◆ **RECORDS PROVIDED**
>>>>>

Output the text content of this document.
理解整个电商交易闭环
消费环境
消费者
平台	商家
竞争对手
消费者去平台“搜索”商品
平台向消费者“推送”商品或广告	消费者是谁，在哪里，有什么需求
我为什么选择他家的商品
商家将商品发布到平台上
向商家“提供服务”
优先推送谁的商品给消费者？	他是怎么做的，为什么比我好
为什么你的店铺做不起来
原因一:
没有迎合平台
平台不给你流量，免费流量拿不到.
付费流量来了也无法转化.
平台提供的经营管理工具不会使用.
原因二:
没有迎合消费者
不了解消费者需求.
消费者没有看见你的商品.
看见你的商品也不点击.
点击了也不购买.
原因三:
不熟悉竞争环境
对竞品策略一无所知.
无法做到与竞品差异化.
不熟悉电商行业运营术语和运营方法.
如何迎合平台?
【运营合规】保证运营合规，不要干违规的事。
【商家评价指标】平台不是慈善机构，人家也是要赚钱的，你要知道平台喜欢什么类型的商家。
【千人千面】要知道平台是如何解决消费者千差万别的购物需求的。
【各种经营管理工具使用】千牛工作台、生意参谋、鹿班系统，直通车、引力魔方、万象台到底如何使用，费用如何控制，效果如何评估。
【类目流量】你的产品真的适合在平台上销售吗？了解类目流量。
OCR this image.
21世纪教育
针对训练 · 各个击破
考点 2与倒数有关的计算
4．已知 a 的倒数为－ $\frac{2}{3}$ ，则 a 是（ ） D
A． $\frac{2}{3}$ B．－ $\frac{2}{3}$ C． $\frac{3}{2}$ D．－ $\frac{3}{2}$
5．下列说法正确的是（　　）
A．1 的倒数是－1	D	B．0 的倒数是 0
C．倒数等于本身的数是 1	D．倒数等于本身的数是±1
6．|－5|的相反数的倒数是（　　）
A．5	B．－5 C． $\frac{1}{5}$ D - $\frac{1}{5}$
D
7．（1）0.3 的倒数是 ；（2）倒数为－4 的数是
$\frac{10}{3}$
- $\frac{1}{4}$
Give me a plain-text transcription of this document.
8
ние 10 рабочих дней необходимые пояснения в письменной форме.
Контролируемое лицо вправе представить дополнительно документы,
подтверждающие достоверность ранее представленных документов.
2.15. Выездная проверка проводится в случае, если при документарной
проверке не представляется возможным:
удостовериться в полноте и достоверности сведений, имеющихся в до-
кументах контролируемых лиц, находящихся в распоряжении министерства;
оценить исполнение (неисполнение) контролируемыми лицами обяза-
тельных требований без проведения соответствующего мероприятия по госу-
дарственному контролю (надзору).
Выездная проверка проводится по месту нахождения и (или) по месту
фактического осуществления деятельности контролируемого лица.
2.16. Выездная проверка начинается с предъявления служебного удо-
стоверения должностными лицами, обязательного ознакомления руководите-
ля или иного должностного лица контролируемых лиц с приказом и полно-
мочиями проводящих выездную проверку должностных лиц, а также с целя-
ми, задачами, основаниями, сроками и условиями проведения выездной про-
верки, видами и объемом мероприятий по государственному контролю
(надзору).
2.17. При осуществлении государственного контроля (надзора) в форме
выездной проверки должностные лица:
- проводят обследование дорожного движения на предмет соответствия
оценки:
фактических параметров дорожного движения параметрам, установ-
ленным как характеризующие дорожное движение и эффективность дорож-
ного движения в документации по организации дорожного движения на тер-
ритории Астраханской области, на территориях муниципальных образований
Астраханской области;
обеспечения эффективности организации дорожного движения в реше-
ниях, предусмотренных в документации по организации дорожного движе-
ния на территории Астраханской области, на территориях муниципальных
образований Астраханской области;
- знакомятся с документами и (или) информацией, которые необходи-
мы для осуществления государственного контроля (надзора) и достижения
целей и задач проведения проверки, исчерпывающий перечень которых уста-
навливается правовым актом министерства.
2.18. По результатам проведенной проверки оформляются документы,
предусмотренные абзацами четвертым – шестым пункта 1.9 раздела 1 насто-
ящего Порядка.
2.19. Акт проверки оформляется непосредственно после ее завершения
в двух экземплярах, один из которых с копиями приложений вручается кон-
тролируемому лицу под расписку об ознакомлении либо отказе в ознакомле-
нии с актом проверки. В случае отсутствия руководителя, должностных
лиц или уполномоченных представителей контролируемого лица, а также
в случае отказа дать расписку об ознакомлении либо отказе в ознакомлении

<<<<<

◆ **WHAT THE EXERCISE ASKS**
Copy all the entries verbatim.

◆ **EXERCISE SOLUTION**
Output the text content of this document.
理解整个电商交易闭环
消费环境
消费者
平台	商家
竞争对手
消费者去平台“搜索”商品
平台向消费者“推送”商品或广告	消费者是谁，在哪里，有什么需求
我为什么选择他家的商品
商家将商品发布到平台上
向商家“提供服务”
优先推送谁的商品给消费者？	他是怎么做的，为什么比我好
为什么你的店铺做不起来
原因一:
没有迎合平台
平台不给你流量，免费流量拿不到.
付费流量来了也无法转化.
平台提供的经营管理工具不会使用.
原因二:
没有迎合消费者
不了解消费者需求.
消费者没有看见你的商品.
看见你的商品也不点击.
点击了也不购买.
原因三:
不熟悉竞争环境
对竞品策略一无所知.
无法做到与竞品差异化.
不熟悉电商行业运营术语和运营方法.
如何迎合平台?
【运营合规】保证运营合规，不要干违规的事。
【商家评价指标】平台不是慈善机构，人家也是要赚钱的，你要知道平台喜欢什么类型的商家。
【千人千面】要知道平台是如何解决消费者千差万别的购物需求的。
【各种经营管理工具使用】千牛工作台、生意参谋、鹿班系统，直通车、引力魔方、万象台到底如何使用，费用如何控制，效果如何评估。
【类目流量】你的产品真的适合在平台上销售吗？了解类目流量。
OCR this image.
21世纪教育
针对训练 · 各个击破
考点 2与倒数有关的计算
4．已知 a 的倒数为－ $\frac{2}{3}$ ，则 a 是（ ） D
A． $\frac{2}{3}$ B．－ $\frac{2}{3}$ C． $\frac{3}{2}$ D．－ $\frac{3}{2}$
5．下列说法正确的是（　　）
A．1 的倒数是－1	D	B．0 的倒数是 0
C．倒数等于本身的数是 1	D．倒数等于本身的数是±1
6．|－5|的相反数的倒数是（　　）
A．5	B．－5 C． $\frac{1}{5}$ D - $\frac{1}{5}$
D
7．（1）0.3 的倒数是 ；（2）倒数为－4 的数是
$\frac{10}{3}$
- $\frac{1}{4}$
Give me a plain-text transcription of this document.
8
ние 10 рабочих дней необходимые пояснения в письменной форме.
Контролируемое лицо вправе представить дополнительно документы,
подтверждающие достоверность ранее представленных документов.
2.15. Выездная проверка проводится в случае, если при документарной
проверке не представляется возможным:
удостовериться в полноте и достоверности сведений, имеющихся в до-
кументах контролируемых лиц, находящихся в распоряжении министерства;
оценить исполнение (неисполнение) контролируемыми лицами обяза-
тельных требований без проведения соответствующего мероприятия по госу-
дарственному контролю (надзору).
Выездная проверка проводится по месту нахождения и (или) по месту
фактического осуществления деятельности контролируемого лица.
2.16. Выездная проверка начинается с предъявления служебного удо-
стоверения должностными лицами, обязательного ознакомления руководите-
ля или иного должностного лица контролируемых лиц с приказом и полно-
мочиями проводящих выездную проверку должностных лиц, а также с целя-
ми, задачами, основаниями, сроками и условиями проведения выездной про-
верки, видами и объемом мероприятий по государственному контролю
(надзору).
2.17. При осуществлении государственного контроля (надзора) в форме
выездной проверки должностные лица:
- проводят обследование дорожного движения на предмет соответствия
оценки:
фактических параметров дорожного движения параметрам, установ-
ленным как характеризующие дорожное движение и эффективность дорож-
ного движения в документации по организации дорожного движения на тер-
ритории Астраханской области, на территориях муниципальных образований
Астраханской области;
обеспечения эффективности организации дорожного движения в реше-
ниях, предусмотренных в документации по организации дорожного движе-
ния на территории Астраханской области, на территориях муниципальных
образований Астраханской области;
- знакомятся с документами и (или) информацией, которые необходи-
мы для осуществления государственного контроля (надзора) и достижения
целей и задач проведения проверки, исчерпывающий перечень которых уста-
навливается правовым актом министерства.
2.18. По результатам проведенной проверки оформляются документы,
предусмотренные абзацами четвертым – шестым пункта 1.9 раздела 1 насто-
ящего Порядка.
2.19. Акт проверки оформляется непосредственно после ее завершения
в двух экземплярах, один из которых с копиями приложений вручается кон-
тролируемому лицу под расписку об ознакомлении либо отказе в ознакомле-
нии с актом проверки. В случае отсутствия руководителя, должностных
лиц или уполномоченных представителей контролируемого лица, а также
в случае отказа дать расписку об ознакомлении либо отказе в ознакомлении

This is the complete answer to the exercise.